Description of the task: Report only the number of lines holding "kind".

[Data entries for graphics]
•••••

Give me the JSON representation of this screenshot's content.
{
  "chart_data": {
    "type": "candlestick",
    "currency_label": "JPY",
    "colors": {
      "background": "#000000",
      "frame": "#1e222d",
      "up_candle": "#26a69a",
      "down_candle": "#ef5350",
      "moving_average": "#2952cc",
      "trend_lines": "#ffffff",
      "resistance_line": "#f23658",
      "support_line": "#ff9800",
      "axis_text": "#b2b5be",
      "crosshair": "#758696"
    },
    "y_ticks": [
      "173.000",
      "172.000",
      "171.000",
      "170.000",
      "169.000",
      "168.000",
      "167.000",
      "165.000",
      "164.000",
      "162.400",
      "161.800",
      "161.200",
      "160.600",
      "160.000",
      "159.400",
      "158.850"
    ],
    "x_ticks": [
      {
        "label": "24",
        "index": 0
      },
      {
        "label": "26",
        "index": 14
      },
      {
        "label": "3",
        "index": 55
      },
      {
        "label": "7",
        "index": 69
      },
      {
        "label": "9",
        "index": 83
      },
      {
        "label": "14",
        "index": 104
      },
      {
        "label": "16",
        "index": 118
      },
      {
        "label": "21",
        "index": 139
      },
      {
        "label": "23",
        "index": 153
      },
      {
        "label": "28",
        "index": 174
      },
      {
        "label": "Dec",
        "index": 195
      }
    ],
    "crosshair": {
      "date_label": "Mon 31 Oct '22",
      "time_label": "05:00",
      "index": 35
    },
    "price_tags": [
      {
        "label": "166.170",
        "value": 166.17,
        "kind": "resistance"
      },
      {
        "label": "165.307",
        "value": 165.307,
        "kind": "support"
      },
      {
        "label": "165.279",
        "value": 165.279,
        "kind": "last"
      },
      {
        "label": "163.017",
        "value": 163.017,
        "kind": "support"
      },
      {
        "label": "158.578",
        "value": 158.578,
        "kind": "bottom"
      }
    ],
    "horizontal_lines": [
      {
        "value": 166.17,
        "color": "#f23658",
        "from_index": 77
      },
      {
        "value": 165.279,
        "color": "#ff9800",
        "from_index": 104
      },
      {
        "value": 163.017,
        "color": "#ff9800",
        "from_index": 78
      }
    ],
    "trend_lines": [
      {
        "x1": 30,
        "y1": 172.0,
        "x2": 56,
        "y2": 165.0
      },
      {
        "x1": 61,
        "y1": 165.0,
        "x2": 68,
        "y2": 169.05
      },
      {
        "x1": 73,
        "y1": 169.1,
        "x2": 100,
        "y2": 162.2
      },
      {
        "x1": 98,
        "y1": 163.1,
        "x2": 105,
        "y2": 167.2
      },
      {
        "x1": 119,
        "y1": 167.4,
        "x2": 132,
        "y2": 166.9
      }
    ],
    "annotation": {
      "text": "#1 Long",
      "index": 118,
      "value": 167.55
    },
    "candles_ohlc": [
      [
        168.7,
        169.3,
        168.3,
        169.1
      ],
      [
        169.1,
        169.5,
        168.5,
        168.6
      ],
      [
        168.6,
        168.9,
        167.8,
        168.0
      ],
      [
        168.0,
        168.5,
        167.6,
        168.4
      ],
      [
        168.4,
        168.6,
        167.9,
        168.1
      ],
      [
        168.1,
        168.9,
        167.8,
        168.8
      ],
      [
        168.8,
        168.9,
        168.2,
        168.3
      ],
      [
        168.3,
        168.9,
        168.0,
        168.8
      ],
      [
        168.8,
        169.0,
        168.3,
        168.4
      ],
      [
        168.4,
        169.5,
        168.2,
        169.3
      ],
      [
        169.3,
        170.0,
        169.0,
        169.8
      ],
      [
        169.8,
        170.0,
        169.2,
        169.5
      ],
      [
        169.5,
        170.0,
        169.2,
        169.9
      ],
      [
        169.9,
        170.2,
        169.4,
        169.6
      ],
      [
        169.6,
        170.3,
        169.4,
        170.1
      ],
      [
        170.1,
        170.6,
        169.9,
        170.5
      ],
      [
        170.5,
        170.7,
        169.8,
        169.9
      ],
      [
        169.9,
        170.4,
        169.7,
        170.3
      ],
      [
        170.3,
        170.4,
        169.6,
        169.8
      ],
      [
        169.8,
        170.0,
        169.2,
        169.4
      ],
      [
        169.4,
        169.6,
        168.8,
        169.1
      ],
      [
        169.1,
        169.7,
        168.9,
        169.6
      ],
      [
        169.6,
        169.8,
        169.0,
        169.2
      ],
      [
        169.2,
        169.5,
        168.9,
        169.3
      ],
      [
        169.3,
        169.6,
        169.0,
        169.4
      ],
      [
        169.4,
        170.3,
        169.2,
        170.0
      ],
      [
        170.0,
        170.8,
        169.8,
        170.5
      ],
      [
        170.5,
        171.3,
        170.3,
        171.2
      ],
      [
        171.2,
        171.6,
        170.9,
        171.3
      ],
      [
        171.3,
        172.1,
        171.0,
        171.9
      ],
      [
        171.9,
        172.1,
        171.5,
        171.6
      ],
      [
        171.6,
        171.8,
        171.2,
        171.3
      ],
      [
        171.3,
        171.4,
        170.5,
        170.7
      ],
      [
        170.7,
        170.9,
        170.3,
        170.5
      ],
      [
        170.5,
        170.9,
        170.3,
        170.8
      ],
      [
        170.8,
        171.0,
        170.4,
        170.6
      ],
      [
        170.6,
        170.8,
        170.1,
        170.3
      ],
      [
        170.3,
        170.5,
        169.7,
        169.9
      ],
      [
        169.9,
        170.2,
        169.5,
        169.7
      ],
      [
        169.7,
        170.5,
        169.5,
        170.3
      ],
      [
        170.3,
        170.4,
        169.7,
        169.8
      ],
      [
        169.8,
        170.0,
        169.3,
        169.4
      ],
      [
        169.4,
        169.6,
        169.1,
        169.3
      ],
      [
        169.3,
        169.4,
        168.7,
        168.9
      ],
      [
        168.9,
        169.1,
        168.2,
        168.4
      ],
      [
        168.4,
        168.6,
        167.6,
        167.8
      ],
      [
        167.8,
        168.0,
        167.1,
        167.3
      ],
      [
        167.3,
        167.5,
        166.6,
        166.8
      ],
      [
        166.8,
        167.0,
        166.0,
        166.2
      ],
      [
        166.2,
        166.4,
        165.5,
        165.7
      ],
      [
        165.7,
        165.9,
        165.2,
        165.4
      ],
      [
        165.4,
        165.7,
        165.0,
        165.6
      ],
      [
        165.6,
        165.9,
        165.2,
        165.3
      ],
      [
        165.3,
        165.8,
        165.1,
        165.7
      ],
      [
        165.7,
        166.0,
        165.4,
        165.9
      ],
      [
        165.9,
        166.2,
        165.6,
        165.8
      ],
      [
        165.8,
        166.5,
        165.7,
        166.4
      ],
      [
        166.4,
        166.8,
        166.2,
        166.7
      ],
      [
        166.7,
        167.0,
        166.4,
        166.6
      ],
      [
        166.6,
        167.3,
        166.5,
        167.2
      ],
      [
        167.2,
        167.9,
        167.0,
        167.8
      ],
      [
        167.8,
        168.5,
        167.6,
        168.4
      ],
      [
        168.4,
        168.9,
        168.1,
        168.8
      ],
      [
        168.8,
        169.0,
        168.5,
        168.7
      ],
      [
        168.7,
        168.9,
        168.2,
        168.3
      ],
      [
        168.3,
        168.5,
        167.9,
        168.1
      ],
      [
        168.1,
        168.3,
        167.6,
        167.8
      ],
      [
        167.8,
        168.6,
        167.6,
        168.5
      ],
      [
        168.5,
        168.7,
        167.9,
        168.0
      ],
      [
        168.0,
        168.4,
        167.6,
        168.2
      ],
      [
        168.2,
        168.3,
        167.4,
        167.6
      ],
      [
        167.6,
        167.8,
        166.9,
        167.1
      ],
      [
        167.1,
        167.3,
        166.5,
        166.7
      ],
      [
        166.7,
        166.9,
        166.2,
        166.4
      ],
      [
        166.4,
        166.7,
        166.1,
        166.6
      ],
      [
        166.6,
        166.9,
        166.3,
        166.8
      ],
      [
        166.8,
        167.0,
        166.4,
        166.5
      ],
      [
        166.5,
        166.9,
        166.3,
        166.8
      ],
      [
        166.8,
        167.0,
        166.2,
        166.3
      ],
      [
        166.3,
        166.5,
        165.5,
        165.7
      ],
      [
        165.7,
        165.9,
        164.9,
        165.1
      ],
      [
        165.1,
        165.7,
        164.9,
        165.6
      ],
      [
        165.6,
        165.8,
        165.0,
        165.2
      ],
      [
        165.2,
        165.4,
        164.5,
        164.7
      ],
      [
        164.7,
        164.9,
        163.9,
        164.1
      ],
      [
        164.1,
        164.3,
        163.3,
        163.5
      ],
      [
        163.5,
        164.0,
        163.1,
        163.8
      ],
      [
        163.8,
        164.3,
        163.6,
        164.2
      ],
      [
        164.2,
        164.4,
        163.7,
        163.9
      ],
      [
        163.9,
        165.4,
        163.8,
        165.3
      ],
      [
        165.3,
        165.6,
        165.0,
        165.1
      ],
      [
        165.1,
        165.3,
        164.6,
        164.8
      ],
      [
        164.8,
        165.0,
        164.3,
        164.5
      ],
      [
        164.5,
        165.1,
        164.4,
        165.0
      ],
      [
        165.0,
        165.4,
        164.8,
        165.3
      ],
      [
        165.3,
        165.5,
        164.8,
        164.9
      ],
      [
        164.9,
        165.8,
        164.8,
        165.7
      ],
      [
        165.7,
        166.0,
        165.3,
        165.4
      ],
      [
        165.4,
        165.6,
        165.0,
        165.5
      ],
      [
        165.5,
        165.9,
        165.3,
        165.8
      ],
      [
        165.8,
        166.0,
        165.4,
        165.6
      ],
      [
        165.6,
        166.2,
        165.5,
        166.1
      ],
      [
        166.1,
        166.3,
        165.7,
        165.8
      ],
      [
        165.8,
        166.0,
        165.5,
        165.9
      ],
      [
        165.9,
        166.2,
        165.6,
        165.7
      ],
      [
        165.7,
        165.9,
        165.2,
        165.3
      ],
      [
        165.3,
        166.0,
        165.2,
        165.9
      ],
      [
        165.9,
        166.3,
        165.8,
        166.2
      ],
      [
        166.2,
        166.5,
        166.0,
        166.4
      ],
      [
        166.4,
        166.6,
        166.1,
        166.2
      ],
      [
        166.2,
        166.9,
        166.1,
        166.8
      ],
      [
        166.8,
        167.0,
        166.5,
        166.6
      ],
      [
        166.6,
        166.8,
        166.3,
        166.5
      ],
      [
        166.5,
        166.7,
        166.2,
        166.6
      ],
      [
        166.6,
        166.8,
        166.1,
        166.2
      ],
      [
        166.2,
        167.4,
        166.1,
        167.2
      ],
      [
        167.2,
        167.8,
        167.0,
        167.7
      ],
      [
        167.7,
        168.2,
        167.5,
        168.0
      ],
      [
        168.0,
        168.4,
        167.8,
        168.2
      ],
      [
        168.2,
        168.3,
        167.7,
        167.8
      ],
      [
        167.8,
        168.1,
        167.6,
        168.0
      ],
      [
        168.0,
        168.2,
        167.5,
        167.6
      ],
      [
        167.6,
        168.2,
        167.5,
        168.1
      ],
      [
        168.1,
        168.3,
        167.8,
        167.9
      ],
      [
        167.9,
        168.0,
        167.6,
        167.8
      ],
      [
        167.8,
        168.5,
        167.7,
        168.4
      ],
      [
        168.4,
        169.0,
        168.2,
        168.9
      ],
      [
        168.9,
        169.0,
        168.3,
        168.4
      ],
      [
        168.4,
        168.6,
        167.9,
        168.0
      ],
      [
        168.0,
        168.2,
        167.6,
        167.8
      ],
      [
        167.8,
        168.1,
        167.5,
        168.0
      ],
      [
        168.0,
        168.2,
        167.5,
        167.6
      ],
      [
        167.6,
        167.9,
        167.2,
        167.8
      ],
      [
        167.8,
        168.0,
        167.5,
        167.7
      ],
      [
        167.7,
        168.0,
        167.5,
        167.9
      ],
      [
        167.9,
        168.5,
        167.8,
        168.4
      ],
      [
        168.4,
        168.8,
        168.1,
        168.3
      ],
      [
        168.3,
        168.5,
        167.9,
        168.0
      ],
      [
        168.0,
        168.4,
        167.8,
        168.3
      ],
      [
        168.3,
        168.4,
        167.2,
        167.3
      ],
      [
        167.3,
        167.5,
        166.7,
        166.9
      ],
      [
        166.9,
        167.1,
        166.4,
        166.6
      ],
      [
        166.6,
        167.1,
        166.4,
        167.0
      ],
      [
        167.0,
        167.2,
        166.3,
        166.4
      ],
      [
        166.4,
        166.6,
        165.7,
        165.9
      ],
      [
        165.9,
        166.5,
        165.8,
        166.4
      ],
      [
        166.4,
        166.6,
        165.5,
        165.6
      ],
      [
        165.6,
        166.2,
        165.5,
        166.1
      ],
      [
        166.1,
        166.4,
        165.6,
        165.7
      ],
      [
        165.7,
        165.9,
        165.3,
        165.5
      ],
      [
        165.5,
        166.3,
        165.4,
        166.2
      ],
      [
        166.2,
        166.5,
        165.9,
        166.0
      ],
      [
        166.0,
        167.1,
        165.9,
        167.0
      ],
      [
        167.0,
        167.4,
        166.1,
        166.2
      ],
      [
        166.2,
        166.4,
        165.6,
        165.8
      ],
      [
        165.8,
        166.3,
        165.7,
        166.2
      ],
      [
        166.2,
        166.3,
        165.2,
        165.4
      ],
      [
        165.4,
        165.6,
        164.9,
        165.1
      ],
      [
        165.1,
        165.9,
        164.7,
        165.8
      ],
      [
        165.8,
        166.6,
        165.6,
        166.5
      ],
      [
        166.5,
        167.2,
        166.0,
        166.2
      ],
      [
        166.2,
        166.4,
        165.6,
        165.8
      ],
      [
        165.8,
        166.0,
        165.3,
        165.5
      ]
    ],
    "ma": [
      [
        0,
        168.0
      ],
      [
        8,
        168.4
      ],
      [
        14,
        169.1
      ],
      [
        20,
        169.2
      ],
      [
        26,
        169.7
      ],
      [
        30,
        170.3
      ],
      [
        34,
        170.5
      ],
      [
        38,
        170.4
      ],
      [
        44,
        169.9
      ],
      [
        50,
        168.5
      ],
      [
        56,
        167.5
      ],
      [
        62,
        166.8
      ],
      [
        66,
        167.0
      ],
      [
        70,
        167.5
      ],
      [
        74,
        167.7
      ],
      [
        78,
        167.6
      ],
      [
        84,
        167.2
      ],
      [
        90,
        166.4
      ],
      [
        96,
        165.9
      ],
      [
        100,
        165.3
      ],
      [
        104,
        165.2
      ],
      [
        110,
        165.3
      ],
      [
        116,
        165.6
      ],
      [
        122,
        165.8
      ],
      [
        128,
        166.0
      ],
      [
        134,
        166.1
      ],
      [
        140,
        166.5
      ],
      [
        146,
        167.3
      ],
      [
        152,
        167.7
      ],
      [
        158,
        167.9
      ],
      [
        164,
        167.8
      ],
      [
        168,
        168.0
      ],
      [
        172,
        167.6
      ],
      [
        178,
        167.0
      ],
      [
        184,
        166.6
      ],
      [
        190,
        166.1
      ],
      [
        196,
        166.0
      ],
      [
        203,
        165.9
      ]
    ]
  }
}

•••••

Answer: 5